===== TEXTO PROPORCIONADO =====

Sin embargo, como indica Plot (2016) -y esta es la clave para comprender la particular mise en forme de nuestra coexistencia que involucra este horizonte o régimen político-, el ser carne de nuestro ser no solo abarca a nuestro ser individual, a nuestro cuerpo particular, sino también al ser que somos y conformamos colectivamente, y por lo tanto a nuestra existencia colectiva: «con la noción de carne (…( (Merleau-Ponty( no sólo está hablando del “estilo del ser” del cuerpo individual (…(. Es por ello que, a nivel intersubjetivo, (esta noción( (…( es igualmente válida para todas las formas de intercorporalidad» (p. 29).
En particular, Merleau-Ponty (1964a) describe a este ser carne en su dimensión colectiva al realizar el pasaje del cuerpo individual al ámbito de la relación de los cuerpos entre sí, es decir, al terreno de la «intercoporalidad» (intercorporéité). Por ejemplo, se pregunta:
Ahora bien: esta generalidad (el ser carne( que hace la unidad de mi cuerpo, ¿por qué no se abriría a los otros cuerpos? El apretón de manos es también reversible: puedo sentirme tocado al mismo tiempo que tocante (…(. ¿Por qué la sinergia no existiría (por lo tanto( entre diferentes organismos, si ella es posible al interior de cada uno? (p. 187).
(…( Con la reversibilidad (…(, lo que nos es abierto es (…(, sino lo incorporal, al menos un ser intercorporal (p. 188).

=====

**TUS TAREAS**
1) Por favor, resume en una sola oración el párrafo del texto sobre Merleau-Ponty que empieza con "En particular, Merleau-Ponty (1964a) describe", conservando sus datos principales.
2) Según el texto sobre Merleau-Ponty, ¿qué gesto se presenta como reversible?

===== SEGMENTO DE DATOS =====

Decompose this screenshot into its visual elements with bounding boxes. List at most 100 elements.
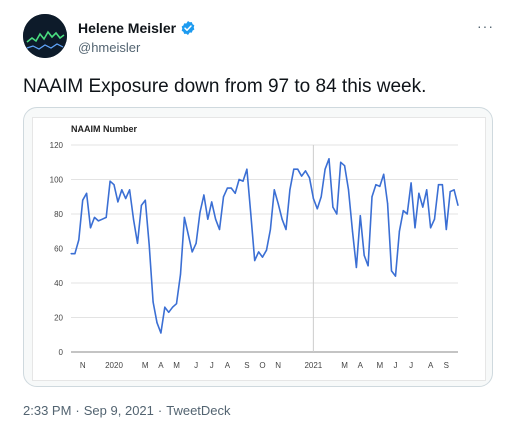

=====

**LAS SOLUCIONES**
1) Merleau-Ponty (1964a) describe el ser carne en su dimensión colectiva al pasar del cuerpo individual a la relación de los cuerpos entre sí, es decir, al terreno de la intercorporéité.

2) El apretón de manos.